## [Work to complete]
Identify, in the records below, every line where the string "加强双语教育心得体会" appears, and copy each such line.

## [Material for the task]
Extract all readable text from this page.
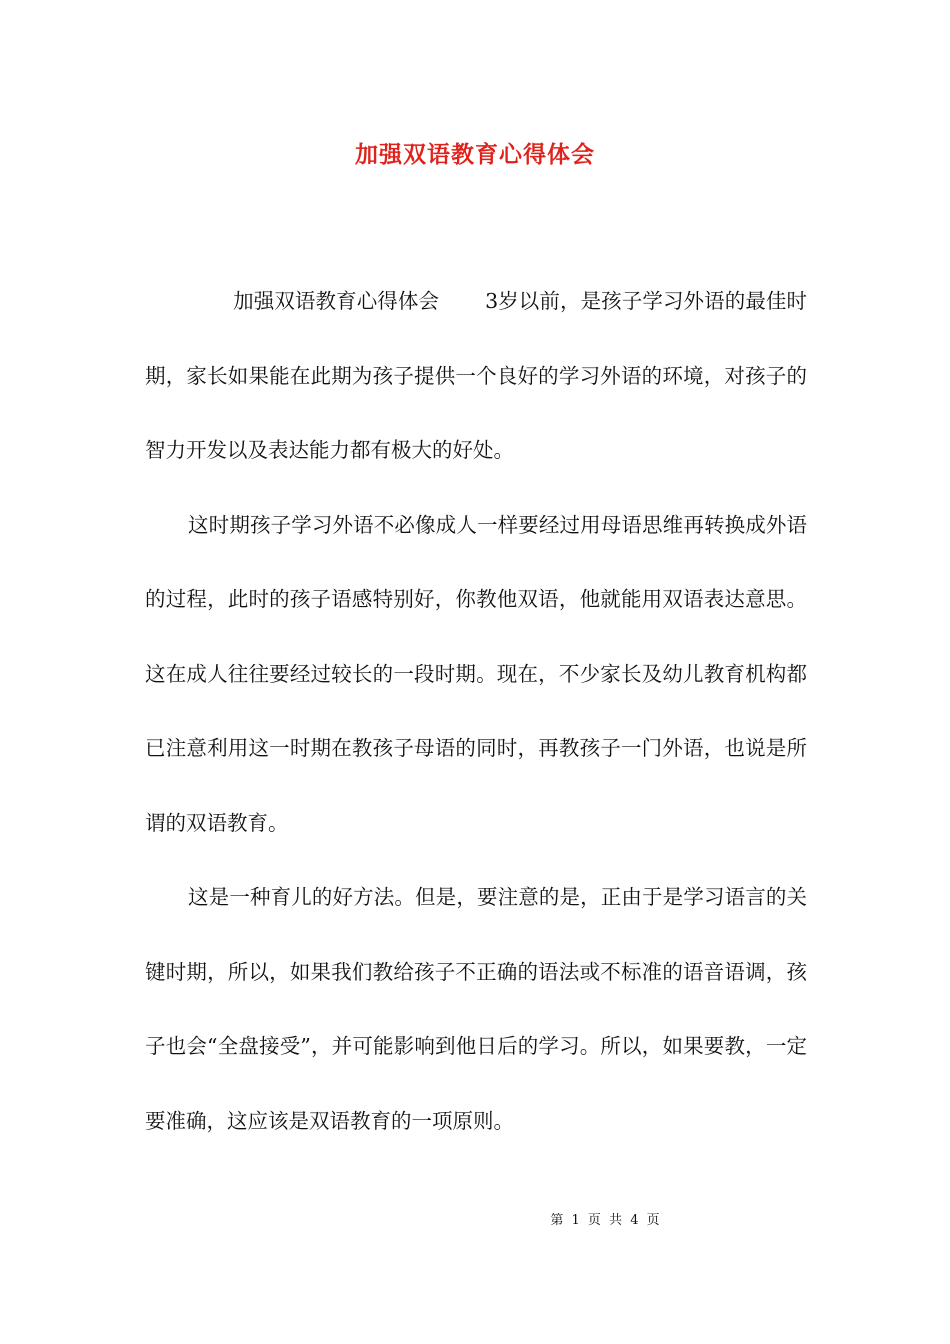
加强双语教育心得体会

加强双语教育心得体会 3岁以前，是孩子学习外语的最佳时期，家长如果能在此期为孩子提供一个良好的学习外语的环境，对孩子的智力开发以及表达能力都有极大的好处。

这时期孩子学习外语不必像成人一样要经过用母语思维再转换成外语的过程，此时的孩子语感特别好，你教他双语，他就能用双语表达意思。这在成人往往要经过较长的一段时期。现在，不少家长及幼儿教育机构都已注意利用这一时期在教孩子母语的同时，再教孩子一门外语，也说是所谓的双语教育。

这是一种育儿的好方法。但是，要注意的是，正由于是学习语言的关键时期，所以，如果我们教给孩子不正确的语法或不标准的语音语调，孩子也会“全盘接受”，并可能影响到他日后的学习。所以，如果要教，一定要准确，这应该是双语教育的一项原则。

第 1 页 共 4 页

## [Final answer]
加强双语教育心得体会
加强双语教育心得体会 3岁以前，是孩子学习外语的最佳时期，家长如果能在此期为孩子提供一个良好的学习外语的环境，对孩子的智力开发以及表达能力都有极大的好处。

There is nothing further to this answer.